Written problem: Print all the entries verbatim.

--------------------------------------------------

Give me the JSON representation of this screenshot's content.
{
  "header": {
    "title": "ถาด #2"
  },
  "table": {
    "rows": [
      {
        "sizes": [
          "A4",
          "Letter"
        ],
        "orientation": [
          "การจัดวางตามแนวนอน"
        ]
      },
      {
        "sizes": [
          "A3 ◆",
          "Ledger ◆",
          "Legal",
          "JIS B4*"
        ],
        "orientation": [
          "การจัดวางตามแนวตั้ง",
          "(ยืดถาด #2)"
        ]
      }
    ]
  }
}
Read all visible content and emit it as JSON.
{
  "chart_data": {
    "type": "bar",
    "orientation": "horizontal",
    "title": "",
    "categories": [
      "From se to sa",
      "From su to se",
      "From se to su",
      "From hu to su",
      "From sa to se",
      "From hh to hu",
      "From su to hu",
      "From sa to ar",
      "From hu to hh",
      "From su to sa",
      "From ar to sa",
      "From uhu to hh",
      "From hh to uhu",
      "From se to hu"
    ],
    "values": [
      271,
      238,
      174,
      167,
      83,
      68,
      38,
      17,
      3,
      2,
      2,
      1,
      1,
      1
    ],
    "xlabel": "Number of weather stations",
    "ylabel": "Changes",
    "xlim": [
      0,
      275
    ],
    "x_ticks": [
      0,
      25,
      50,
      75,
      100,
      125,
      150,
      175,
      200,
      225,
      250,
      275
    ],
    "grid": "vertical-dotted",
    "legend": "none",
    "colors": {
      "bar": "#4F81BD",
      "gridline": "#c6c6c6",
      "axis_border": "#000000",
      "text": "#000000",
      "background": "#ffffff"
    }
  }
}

--------------------------------------------------

Output of the exercise:
Give me the JSON representation of this screenshot's content.
{
  "header": {
    "title": "ถาด #2"
  },
  "table": {
    "rows": [
      {
        "sizes": [
          "A4",
          "Letter"
        ],
        "orientation": [
          "การจัดวางตามแนวนอน"
        ]
      },
      {
        "sizes": [
          "A3 ◆",
          "Ledger ◆",
          "Legal",
          "JIS B4*"
        ],
        "orientation": [
          "การจัดวางตามแนวตั้ง",
          "(ยืดถาด #2)"
        ]
      }
    ]
  }
}
Read all visible content and emit it as JSON.
{
  "chart_data": {
    "type": "bar",
    "orientation": "horizontal",
    "title": "",
    "categories": [
      "From se to sa",
      "From su to se",
      "From se to su",
      "From hu to su",
      "From sa to se",
      "From hh to hu",
      "From su to hu",
      "From sa to ar",
      "From hu to hh",
      "From su to sa",
      "From ar to sa",
      "From uhu to hh",
      "From hh to uhu",
      "From se to hu"
    ],
    "values": [
      271,
      238,
      174,
      167,
      83,
      68,
      38,
      17,
      3,
      2,
      2,
      1,
      1,
      1
    ],
    "xlabel": "Number of weather stations",
    "ylabel": "Changes",
    "xlim": [
      0,
      275
    ],
    "x_ticks": [
      0,
      25,
      50,
      75,
      100,
      125,
      150,
      175,
      200,
      225,
      250,
      275
    ],
    "grid": "vertical-dotted",
    "legend": "none",
    "colors": {
      "bar": "#4F81BD",
      "gridline": "#c6c6c6",
      "axis_border": "#000000",
      "text": "#000000",
      "background": "#ffffff"
    }
  }
}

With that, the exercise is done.